--- Stated exercise ---
Repeat the lines that follow, leaving nothing out.

--- Data for this task ---

-------

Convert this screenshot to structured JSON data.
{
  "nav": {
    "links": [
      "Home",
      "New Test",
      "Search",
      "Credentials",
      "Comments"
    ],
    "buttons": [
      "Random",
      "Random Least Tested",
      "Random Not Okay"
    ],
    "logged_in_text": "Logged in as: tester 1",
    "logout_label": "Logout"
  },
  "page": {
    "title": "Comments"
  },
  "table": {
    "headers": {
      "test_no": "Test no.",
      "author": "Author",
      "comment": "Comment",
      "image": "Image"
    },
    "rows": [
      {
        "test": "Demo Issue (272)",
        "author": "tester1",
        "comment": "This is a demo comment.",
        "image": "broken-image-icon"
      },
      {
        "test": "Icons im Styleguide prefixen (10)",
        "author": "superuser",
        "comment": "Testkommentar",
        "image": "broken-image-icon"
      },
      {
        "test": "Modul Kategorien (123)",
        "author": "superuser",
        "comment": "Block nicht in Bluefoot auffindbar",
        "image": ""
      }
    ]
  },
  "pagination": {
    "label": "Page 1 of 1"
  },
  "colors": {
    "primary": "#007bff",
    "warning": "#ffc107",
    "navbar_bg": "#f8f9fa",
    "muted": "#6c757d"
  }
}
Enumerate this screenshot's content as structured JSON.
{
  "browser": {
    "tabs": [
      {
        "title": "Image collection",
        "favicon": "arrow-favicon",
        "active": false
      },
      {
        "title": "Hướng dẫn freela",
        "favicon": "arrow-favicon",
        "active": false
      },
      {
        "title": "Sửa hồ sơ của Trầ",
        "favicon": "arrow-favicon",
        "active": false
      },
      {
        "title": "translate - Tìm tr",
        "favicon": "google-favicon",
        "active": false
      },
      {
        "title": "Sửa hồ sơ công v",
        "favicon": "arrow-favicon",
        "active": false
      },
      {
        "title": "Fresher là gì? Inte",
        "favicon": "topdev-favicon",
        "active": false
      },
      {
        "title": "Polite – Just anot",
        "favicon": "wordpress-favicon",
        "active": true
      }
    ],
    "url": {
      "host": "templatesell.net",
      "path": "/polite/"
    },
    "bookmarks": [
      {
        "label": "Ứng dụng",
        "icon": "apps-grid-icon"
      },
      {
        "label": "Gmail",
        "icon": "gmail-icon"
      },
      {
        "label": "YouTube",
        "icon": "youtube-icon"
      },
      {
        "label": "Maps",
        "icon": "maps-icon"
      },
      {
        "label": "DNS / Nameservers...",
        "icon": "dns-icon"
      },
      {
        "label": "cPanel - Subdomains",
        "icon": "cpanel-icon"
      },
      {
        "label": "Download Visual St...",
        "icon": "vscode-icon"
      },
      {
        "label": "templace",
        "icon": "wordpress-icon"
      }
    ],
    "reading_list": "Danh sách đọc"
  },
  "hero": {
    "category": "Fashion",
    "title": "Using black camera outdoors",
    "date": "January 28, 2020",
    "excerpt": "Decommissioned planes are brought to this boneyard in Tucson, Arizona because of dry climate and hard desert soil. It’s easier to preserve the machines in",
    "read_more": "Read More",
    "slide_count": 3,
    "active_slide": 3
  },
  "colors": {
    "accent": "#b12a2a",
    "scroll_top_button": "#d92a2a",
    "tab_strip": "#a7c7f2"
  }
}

-------

--- Right answer ---
Convert this screenshot to structured JSON data.
{
  "nav": {
    "links": [
      "Home",
      "New Test",
      "Search",
      "Credentials",
      "Comments"
    ],
    "buttons": [
      "Random",
      "Random Least Tested",
      "Random Not Okay"
    ],
    "logged_in_text": "Logged in as: tester 1",
    "logout_label": "Logout"
  },
  "page": {
    "title": "Comments"
  },
  "table": {
    "headers": {
      "test_no": "Test no.",
      "author": "Author",
      "comment": "Comment",
      "image": "Image"
    },
    "rows": [
      {
        "test": "Demo Issue (272)",
        "author": "tester1",
        "comment": "This is a demo comment.",
        "image": "broken-image-icon"
      },
      {
        "test": "Icons im Styleguide prefixen (10)",
        "author": "superuser",
        "comment": "Testkommentar",
        "image": "broken-image-icon"
      },
      {
        "test": "Modul Kategorien (123)",
        "author": "superuser",
        "comment": "Block nicht in Bluefoot auffindbar",
        "image": ""
      }
    ]
  },
  "pagination": {
    "label": "Page 1 of 1"
  },
  "colors": {
    "primary": "#007bff",
    "warning": "#ffc107",
    "navbar_bg": "#f8f9fa",
    "muted": "#6c757d"
  }
}
Enumerate this screenshot's content as structured JSON.
{
  "browser": {
    "tabs": [
      {
        "title": "Image collection",
        "favicon": "arrow-favicon",
        "active": false
      },
      {
        "title": "Hướng dẫn freela",
        "favicon": "arrow-favicon",
        "active": false
      },
      {
        "title": "Sửa hồ sơ của Trầ",
        "favicon": "arrow-favicon",
        "active": false
      },
      {
        "title": "translate - Tìm tr",
        "favicon": "google-favicon",
        "active": false
      },
      {
        "title": "Sửa hồ sơ công v",
        "favicon": "arrow-favicon",
        "active": false
      },
      {
        "title": "Fresher là gì? Inte",
        "favicon": "topdev-favicon",
        "active": false
      },
      {
        "title": "Polite – Just anot",
        "favicon": "wordpress-favicon",
        "active": true
      }
    ],
    "url": {
      "host": "templatesell.net",
      "path": "/polite/"
    },
    "bookmarks": [
      {
        "label": "Ứng dụng",
        "icon": "apps-grid-icon"
      },
      {
        "label": "Gmail",
        "icon": "gmail-icon"
      },
      {
        "label": "YouTube",
        "icon": "youtube-icon"
      },
      {
        "label": "Maps",
        "icon": "maps-icon"
      },
      {
        "label": "DNS / Nameservers...",
        "icon": "dns-icon"
      },
      {
        "label": "cPanel - Subdomains",
        "icon": "cpanel-icon"
      },
      {
        "label": "Download Visual St...",
        "icon": "vscode-icon"
      },
      {
        "label": "templace",
        "icon": "wordpress-icon"
      }
    ],
    "reading_list": "Danh sách đọc"
  },
  "hero": {
    "category": "Fashion",
    "title": "Using black camera outdoors",
    "date": "January 28, 2020",
    "excerpt": "Decommissioned planes are brought to this boneyard in Tucson, Arizona because of dry climate and hard desert soil. It’s easier to preserve the machines in",
    "read_more": "Read More",
    "slide_count": 3,
    "active_slide": 3
  },
  "colors": {
    "accent": "#b12a2a",
    "scroll_top_button": "#d92a2a",
    "tab_strip": "#a7c7f2"
  }
}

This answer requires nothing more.